**Problem to work on**
Reproduce all of the listing below without alteration.
-- Start --
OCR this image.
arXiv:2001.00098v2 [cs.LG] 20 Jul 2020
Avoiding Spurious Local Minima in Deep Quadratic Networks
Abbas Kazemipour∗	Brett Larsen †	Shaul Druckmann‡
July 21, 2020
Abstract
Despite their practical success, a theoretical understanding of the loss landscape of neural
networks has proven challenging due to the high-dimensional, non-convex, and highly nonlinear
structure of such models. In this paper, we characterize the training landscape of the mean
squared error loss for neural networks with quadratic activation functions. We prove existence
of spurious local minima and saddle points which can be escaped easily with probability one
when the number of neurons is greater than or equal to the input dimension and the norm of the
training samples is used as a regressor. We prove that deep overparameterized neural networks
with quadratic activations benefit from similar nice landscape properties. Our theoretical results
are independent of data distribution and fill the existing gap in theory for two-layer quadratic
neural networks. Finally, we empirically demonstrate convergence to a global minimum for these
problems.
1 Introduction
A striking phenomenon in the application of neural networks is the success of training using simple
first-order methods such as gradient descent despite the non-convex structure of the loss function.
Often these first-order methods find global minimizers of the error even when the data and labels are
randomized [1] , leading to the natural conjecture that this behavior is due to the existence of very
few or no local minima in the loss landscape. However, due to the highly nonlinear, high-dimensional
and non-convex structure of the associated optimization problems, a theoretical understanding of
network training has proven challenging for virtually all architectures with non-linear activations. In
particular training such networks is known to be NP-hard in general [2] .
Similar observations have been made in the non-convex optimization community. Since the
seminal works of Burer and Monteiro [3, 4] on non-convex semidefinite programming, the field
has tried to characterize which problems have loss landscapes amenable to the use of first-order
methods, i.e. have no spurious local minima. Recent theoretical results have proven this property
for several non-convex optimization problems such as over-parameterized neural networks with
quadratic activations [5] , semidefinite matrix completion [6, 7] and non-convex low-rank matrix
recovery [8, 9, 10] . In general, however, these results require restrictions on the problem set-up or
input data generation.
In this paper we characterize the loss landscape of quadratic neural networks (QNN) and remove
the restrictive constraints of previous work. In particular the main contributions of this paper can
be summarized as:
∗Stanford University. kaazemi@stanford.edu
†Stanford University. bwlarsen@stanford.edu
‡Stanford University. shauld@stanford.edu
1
-- End --
**Exercise response**
OCR this image.
arXiv:2001.00098v2 [cs.LG] 20 Jul 2020
Avoiding Spurious Local Minima in Deep Quadratic Networks
Abbas Kazemipour∗	Brett Larsen †	Shaul Druckmann‡
July 21, 2020
Abstract
Despite their practical success, a theoretical understanding of the loss landscape of neural
networks has proven challenging due to the high-dimensional, non-convex, and highly nonlinear
structure of such models. In this paper, we characterize the training landscape of the mean
squared error loss for neural networks with quadratic activation functions. We prove existence
of spurious local minima and saddle points which can be escaped easily with probability one
when the number of neurons is greater than or equal to the input dimension and the norm of the
training samples is used as a regressor. We prove that deep overparameterized neural networks
with quadratic activations benefit from similar nice landscape properties. Our theoretical results
are independent of data distribution and fill the existing gap in theory for two-layer quadratic
neural networks. Finally, we empirically demonstrate convergence to a global minimum for these
problems.
1 Introduction
A striking phenomenon in the application of neural networks is the success of training using simple
first-order methods such as gradient descent despite the non-convex structure of the loss function.
Often these first-order methods find global minimizers of the error even when the data and labels are
randomized [1] , leading to the natural conjecture that this behavior is due to the existence of very
few or no local minima in the loss landscape. However, due to the highly nonlinear, high-dimensional
and non-convex structure of the associated optimization problems, a theoretical understanding of
network training has proven challenging for virtually all architectures with non-linear activations. In
particular training such networks is known to be NP-hard in general [2] .
Similar observations have been made in the non-convex optimization community. Since the
seminal works of Burer and Monteiro [3, 4] on non-convex semidefinite programming, the field
has tried to characterize which problems have loss landscapes amenable to the use of first-order
methods, i.e. have no spurious local minima. Recent theoretical results have proven this property
for several non-convex optimization problems such as over-parameterized neural networks with
quadratic activations [5] , semidefinite matrix completion [6, 7] and non-convex low-rank matrix
recovery [8, 9, 10] . In general, however, these results require restrictions on the problem set-up or
input data generation.
In this paper we characterize the loss landscape of quadratic neural networks (QNN) and remove
the restrictive constraints of previous work. In particular the main contributions of this paper can
be summarized as:
∗Stanford University. kaazemi@stanford.edu
†Stanford University. bwlarsen@stanford.edu
‡Stanford University. shauld@stanford.edu
1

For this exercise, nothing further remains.